**Rows:**

Begin

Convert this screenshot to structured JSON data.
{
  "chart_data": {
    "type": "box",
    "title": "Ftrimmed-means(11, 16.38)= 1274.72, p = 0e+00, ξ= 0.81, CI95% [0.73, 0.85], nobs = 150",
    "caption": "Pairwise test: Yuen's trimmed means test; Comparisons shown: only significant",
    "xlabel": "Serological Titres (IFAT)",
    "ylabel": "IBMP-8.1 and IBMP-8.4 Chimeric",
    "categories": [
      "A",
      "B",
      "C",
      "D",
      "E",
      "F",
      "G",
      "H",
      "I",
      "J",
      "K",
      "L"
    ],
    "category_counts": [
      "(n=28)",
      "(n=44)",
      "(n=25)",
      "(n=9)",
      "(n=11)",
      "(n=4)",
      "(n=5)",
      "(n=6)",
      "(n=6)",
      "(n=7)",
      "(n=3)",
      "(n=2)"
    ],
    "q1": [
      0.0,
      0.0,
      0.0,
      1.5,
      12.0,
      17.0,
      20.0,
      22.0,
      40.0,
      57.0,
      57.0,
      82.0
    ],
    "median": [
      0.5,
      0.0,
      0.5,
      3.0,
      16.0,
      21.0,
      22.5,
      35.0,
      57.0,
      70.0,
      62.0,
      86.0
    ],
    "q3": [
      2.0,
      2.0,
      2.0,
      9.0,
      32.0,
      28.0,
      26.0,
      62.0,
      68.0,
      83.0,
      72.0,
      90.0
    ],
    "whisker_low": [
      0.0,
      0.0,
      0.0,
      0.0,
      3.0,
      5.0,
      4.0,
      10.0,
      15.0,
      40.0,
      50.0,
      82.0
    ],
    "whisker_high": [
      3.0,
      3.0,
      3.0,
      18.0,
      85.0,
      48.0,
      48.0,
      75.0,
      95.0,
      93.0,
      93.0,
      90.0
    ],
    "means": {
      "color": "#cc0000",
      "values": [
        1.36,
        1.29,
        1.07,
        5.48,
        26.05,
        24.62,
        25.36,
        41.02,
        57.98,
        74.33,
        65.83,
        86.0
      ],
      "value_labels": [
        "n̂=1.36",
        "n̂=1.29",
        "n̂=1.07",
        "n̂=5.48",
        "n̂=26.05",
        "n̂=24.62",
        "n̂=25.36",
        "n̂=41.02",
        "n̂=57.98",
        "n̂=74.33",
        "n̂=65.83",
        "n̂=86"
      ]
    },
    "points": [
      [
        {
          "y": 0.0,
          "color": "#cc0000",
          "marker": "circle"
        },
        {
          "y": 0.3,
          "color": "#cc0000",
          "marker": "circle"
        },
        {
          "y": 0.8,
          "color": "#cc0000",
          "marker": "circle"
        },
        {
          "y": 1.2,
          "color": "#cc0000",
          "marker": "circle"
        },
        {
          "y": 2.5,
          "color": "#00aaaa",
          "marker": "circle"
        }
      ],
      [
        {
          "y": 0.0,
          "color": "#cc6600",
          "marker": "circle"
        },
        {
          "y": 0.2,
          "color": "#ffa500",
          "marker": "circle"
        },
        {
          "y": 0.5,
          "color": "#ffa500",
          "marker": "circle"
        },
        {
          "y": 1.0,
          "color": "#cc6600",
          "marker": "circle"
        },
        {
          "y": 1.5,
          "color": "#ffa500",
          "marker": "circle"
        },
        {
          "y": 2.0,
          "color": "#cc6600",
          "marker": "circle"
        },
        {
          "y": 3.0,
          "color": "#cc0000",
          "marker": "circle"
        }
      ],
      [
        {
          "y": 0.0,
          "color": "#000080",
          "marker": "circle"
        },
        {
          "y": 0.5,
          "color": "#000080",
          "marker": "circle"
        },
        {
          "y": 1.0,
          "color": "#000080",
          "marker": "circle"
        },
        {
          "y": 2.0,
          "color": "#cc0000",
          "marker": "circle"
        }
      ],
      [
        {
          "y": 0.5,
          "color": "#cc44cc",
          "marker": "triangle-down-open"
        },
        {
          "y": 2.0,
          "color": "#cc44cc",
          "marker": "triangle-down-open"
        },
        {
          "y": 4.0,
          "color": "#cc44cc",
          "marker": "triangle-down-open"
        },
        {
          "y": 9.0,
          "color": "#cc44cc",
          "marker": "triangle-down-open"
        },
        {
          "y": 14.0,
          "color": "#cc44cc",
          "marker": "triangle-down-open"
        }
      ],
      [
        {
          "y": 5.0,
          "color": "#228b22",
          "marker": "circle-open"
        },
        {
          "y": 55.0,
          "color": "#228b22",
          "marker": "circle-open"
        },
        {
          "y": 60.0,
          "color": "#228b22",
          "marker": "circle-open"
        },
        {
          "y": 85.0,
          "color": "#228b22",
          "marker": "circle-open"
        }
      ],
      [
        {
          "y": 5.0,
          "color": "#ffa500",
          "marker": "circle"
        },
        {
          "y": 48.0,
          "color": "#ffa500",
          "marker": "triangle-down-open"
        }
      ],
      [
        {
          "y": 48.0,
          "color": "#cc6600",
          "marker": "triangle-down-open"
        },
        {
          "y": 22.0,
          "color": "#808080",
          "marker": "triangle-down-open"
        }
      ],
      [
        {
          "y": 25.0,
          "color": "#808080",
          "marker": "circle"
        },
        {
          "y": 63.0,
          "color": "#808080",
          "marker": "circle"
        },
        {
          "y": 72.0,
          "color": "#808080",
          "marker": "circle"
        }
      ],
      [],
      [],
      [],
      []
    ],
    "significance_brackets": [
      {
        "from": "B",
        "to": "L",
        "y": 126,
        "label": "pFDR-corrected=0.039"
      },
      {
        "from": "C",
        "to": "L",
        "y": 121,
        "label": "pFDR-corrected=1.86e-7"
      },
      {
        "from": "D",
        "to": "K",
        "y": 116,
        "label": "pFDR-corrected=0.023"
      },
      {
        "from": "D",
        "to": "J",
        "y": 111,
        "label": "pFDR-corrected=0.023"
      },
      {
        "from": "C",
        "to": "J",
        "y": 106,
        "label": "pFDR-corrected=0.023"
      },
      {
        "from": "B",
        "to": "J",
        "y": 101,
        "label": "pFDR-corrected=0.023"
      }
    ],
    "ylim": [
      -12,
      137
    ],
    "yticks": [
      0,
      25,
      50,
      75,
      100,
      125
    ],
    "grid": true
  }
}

End

**Aim:**
Write out each line of the data that holds the string "means".

**Result of this task:**
    "title": "Ftrimmed-means(11, 16.38)= 1274.72, p = 0e+00, ξ= 0.81, CI95% [0.73, 0.85], nobs = 150",
    "caption": "Pairwise test: Yuen's trimmed means test; Comparisons shown: only significant",
    "means": {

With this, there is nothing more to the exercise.